= Supplied records =
** START **

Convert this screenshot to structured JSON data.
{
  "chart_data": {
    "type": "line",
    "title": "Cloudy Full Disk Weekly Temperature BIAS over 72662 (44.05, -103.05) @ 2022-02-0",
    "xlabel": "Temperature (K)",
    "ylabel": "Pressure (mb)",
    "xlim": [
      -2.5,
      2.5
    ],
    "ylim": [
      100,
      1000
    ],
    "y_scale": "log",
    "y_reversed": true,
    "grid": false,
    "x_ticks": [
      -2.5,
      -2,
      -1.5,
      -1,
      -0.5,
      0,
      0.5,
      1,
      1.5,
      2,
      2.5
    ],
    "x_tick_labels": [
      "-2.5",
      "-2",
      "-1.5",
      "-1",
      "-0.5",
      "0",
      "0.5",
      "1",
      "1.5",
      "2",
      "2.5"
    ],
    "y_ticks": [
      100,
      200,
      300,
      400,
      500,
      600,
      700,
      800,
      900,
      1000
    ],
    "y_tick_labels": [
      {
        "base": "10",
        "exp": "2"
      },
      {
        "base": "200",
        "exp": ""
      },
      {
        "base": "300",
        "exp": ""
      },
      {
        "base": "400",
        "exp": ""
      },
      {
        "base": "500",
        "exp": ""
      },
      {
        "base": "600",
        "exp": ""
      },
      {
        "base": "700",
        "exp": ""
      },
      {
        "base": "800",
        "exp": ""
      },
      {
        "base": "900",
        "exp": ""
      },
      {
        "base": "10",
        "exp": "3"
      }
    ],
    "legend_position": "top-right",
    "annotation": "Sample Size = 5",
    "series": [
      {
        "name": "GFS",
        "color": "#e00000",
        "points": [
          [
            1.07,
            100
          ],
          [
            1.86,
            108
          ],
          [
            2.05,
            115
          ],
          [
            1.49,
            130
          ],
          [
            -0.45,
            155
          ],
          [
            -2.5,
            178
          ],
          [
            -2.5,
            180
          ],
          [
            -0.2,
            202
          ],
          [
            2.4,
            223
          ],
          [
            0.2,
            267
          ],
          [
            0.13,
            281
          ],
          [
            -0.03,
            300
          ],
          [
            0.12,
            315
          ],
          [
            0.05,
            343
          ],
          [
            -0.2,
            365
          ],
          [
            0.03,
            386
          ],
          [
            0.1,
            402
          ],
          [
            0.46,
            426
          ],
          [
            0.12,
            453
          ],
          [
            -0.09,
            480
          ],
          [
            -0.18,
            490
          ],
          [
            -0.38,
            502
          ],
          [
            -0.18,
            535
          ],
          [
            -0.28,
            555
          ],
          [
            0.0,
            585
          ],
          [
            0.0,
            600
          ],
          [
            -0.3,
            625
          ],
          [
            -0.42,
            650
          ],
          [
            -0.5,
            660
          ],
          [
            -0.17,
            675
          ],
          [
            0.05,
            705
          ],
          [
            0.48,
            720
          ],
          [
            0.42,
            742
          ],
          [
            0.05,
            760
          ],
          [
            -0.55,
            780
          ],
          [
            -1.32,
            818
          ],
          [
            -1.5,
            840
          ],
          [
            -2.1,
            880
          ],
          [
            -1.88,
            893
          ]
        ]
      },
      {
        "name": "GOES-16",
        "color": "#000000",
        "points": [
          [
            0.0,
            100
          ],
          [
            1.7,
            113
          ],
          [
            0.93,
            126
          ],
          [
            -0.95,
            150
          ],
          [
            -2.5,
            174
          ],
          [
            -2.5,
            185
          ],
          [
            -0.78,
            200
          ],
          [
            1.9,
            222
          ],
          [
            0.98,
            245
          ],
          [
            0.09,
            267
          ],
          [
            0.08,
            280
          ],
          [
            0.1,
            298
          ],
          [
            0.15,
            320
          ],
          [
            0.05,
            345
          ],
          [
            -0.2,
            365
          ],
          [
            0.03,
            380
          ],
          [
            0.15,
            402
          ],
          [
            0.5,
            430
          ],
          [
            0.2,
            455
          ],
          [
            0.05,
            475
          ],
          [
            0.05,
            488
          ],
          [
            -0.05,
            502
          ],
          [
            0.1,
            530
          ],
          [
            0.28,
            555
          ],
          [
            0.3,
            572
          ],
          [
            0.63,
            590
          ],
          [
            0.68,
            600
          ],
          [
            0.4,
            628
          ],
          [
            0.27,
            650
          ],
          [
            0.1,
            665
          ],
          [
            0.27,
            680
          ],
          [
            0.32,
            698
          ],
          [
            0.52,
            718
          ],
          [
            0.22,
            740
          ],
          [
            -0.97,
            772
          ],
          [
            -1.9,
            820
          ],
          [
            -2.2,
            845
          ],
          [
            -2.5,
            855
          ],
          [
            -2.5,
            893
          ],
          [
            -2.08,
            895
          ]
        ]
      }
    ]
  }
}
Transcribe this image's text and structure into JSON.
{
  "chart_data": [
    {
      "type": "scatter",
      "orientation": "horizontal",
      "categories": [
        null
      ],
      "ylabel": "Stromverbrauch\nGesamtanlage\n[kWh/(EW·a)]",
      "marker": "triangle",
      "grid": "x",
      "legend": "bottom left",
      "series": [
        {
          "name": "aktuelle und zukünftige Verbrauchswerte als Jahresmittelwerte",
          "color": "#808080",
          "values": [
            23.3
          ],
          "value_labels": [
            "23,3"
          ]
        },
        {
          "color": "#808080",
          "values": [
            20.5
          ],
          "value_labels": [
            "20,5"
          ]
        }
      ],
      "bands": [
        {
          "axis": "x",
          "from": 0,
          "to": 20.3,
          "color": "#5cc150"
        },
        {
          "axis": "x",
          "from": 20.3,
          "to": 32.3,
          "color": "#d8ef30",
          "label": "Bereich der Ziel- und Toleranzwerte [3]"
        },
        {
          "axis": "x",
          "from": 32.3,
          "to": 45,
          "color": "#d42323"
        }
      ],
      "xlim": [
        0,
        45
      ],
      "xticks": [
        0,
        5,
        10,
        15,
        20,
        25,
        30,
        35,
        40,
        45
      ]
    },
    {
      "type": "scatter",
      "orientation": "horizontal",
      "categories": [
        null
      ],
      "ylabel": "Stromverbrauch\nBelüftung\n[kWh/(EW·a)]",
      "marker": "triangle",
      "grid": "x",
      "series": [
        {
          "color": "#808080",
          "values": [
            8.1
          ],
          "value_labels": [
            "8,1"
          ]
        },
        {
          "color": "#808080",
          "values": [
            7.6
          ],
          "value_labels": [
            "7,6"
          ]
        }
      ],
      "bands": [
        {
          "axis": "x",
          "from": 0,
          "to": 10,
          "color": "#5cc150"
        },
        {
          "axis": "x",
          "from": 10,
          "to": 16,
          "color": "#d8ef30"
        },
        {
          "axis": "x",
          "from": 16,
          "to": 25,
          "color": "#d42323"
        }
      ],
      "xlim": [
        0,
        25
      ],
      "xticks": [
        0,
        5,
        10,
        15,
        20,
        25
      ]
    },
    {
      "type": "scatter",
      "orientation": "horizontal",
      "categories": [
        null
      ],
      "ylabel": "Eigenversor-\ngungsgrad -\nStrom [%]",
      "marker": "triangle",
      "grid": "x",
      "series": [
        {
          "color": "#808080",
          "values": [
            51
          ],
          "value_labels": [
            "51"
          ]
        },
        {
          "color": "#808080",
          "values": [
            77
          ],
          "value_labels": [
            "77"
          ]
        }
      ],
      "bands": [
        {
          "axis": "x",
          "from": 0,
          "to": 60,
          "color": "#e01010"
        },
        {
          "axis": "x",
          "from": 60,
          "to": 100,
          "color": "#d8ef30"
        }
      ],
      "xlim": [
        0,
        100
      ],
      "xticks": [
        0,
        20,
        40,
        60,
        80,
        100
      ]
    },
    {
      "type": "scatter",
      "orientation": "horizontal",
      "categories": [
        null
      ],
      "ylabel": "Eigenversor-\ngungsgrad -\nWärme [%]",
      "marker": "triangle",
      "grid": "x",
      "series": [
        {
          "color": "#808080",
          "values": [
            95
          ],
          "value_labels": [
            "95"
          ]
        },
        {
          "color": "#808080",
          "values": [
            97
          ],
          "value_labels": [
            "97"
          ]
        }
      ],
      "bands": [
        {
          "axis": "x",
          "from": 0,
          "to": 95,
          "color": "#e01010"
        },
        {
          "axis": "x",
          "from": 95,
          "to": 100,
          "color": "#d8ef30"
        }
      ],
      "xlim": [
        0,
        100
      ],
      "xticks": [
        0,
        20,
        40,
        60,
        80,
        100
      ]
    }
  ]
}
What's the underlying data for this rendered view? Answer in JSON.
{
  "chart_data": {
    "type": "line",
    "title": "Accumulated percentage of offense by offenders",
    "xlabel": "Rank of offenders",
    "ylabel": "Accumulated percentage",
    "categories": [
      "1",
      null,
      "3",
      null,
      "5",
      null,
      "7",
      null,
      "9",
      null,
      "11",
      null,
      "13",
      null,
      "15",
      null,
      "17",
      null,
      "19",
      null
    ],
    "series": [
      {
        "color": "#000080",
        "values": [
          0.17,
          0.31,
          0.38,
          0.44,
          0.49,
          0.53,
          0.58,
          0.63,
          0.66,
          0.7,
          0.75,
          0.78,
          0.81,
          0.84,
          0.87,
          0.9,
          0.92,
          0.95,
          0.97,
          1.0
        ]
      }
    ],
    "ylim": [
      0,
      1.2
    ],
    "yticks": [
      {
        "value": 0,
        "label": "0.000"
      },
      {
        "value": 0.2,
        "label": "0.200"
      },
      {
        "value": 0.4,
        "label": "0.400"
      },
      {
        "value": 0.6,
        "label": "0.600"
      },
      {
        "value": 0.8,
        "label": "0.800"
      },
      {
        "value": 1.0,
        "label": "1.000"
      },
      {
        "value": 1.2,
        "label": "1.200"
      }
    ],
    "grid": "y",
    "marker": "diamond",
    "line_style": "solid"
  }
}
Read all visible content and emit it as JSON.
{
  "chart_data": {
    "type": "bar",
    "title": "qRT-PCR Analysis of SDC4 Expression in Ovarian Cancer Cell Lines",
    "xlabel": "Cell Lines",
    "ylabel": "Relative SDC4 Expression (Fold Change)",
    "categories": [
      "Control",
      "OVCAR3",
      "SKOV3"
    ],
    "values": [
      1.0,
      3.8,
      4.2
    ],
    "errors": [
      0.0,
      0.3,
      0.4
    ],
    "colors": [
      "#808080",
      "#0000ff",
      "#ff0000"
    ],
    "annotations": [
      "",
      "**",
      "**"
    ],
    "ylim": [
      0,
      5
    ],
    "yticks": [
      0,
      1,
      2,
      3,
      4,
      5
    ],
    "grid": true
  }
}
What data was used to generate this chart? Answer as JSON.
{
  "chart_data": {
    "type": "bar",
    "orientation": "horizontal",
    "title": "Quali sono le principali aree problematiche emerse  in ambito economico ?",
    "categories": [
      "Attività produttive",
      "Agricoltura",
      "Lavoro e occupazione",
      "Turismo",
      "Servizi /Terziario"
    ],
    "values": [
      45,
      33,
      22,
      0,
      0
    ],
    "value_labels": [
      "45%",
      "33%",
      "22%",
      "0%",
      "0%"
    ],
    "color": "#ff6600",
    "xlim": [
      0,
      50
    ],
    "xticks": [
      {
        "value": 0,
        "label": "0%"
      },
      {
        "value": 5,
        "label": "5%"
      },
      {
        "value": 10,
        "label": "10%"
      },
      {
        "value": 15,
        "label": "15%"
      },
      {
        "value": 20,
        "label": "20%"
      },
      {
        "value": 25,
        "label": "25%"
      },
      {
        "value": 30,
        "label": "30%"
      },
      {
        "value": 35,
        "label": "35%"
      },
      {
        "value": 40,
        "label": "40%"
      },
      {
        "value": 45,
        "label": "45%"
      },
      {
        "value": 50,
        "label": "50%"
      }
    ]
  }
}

** END **

= Work to complete =
Find the line containing "Read all visible content and emit it as JSON.", then output it and every line after it to the end of the data, exactly.

= Full solution =
Read all visible content and emit it as JSON.
{
  "chart_data": {
    "type": "bar",
    "title": "qRT-PCR Analysis of SDC4 Expression in Ovarian Cancer Cell Lines",
    "xlabel": "Cell Lines",
    "ylabel": "Relative SDC4 Expression (Fold Change)",
    "categories": [
      "Control",
      "OVCAR3",
      "SKOV3"
    ],
    "values": [
      1.0,
      3.8,
      4.2
    ],
    "errors": [
      0.0,
      0.3,
      0.4
    ],
    "colors": [
      "#808080",
      "#0000ff",
      "#ff0000"
    ],
    "annotations": [
      "",
      "**",
      "**"
    ],
    "ylim": [
      0,
      5
    ],
    "yticks": [
      0,
      1,
      2,
      3,
      4,
      5
    ],
    "grid": true
  }
}
What data was used to generate this chart? Answer as JSON.
{
  "chart_data": {
    "type": "bar",
    "orientation": "horizontal",
    "title": "Quali sono le principali aree problematiche emerse  in ambito economico ?",
    "categories": [
      "Attività produttive",
      "Agricoltura",
      "Lavoro e occupazione",
      "Turismo",
      "Servizi /Terziario"
    ],
    "values": [
      45,
      33,
      22,
      0,
      0
    ],
    "value_labels": [
      "45%",
      "33%",
      "22%",
      "0%",
      "0%"
    ],
    "color": "#ff6600",
    "xlim": [
      0,
      50
    ],
    "xticks": [
      {
        "value": 0,
        "label": "0%"
      },
      {
        "value": 5,
        "label": "5%"
      },
      {
        "value": 10,
        "label": "10%"
      },
      {
        "value": 15,
        "label": "15%"
      },
      {
        "value": 20,
        "label": "20%"
      },
      {
        "value": 25,
        "label": "25%"
      },
      {
        "value": 30,
        "label": "30%"
      },
      {
        "value": 35,
        "label": "35%"
      },
      {
        "value": 40,
        "label": "40%"
      },
      {
        "value": 45,
        "label": "45%"
      },
      {
        "value": 50,
        "label": "50%"
      }
    ]
  }
}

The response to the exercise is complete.